## The task
Repeat every line below exactly as it reads.

··· Data to use

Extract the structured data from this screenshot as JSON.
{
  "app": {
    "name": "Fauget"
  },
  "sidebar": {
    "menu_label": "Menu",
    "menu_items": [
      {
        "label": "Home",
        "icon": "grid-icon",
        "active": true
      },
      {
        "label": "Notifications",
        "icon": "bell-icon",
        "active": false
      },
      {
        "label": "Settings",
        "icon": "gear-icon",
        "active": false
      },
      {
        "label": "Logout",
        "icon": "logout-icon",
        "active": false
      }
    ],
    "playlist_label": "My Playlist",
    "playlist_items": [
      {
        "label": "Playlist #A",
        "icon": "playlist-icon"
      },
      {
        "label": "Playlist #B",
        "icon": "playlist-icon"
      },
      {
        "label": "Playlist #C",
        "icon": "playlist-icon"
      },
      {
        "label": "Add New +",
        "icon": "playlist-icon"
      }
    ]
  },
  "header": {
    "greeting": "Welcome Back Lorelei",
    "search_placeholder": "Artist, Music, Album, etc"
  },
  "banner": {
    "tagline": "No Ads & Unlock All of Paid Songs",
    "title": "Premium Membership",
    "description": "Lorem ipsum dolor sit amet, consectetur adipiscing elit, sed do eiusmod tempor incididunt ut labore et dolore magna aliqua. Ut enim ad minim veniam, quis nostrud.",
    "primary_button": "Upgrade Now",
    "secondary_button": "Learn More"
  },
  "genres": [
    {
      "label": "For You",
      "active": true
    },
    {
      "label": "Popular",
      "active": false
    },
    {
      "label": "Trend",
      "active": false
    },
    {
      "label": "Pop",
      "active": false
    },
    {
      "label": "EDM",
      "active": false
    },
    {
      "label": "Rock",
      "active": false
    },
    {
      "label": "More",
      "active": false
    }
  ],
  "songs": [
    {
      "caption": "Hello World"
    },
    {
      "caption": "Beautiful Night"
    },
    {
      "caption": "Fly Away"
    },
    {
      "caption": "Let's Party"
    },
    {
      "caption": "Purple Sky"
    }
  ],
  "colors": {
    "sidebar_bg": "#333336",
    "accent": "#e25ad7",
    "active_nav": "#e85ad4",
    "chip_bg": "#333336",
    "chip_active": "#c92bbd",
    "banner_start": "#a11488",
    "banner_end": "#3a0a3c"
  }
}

······

## Reply to the exercise
Extract the structured data from this screenshot as JSON.
{
  "app": {
    "name": "Fauget"
  },
  "sidebar": {
    "menu_label": "Menu",
    "menu_items": [
      {
        "label": "Home",
        "icon": "grid-icon",
        "active": true
      },
      {
        "label": "Notifications",
        "icon": "bell-icon",
        "active": false
      },
      {
        "label": "Settings",
        "icon": "gear-icon",
        "active": false
      },
      {
        "label": "Logout",
        "icon": "logout-icon",
        "active": false
      }
    ],
    "playlist_label": "My Playlist",
    "playlist_items": [
      {
        "label": "Playlist #A",
        "icon": "playlist-icon"
      },
      {
        "label": "Playlist #B",
        "icon": "playlist-icon"
      },
      {
        "label": "Playlist #C",
        "icon": "playlist-icon"
      },
      {
        "label": "Add New +",
        "icon": "playlist-icon"
      }
    ]
  },
  "header": {
    "greeting": "Welcome Back Lorelei",
    "search_placeholder": "Artist, Music, Album, etc"
  },
  "banner": {
    "tagline": "No Ads & Unlock All of Paid Songs",
    "title": "Premium Membership",
    "description": "Lorem ipsum dolor sit amet, consectetur adipiscing elit, sed do eiusmod tempor incididunt ut labore et dolore magna aliqua. Ut enim ad minim veniam, quis nostrud.",
    "primary_button": "Upgrade Now",
    "secondary_button": "Learn More"
  },
  "genres": [
    {
      "label": "For You",
      "active": true
    },
    {
      "label": "Popular",
      "active": false
    },
    {
      "label": "Trend",
      "active": false
    },
    {
      "label": "Pop",
      "active": false
    },
    {
      "label": "EDM",
      "active": false
    },
    {
      "label": "Rock",
      "active": false
    },
    {
      "label": "More",
      "active": false
    }
  ],
  "songs": [
    {
      "caption": "Hello World"
    },
    {
      "caption": "Beautiful Night"
    },
    {
      "caption": "Fly Away"
    },
    {
      "caption": "Let's Party"
    },
    {
      "caption": "Purple Sky"
    }
  ],
  "colors": {
    "sidebar_bg": "#333336",
    "accent": "#e25ad7",
    "active_nav": "#e85ad4",
    "chip_bg": "#333336",
    "chip_active": "#c92bbd",
    "banner_start": "#a11488",
    "banner_end": "#3a0a3c"
  }
}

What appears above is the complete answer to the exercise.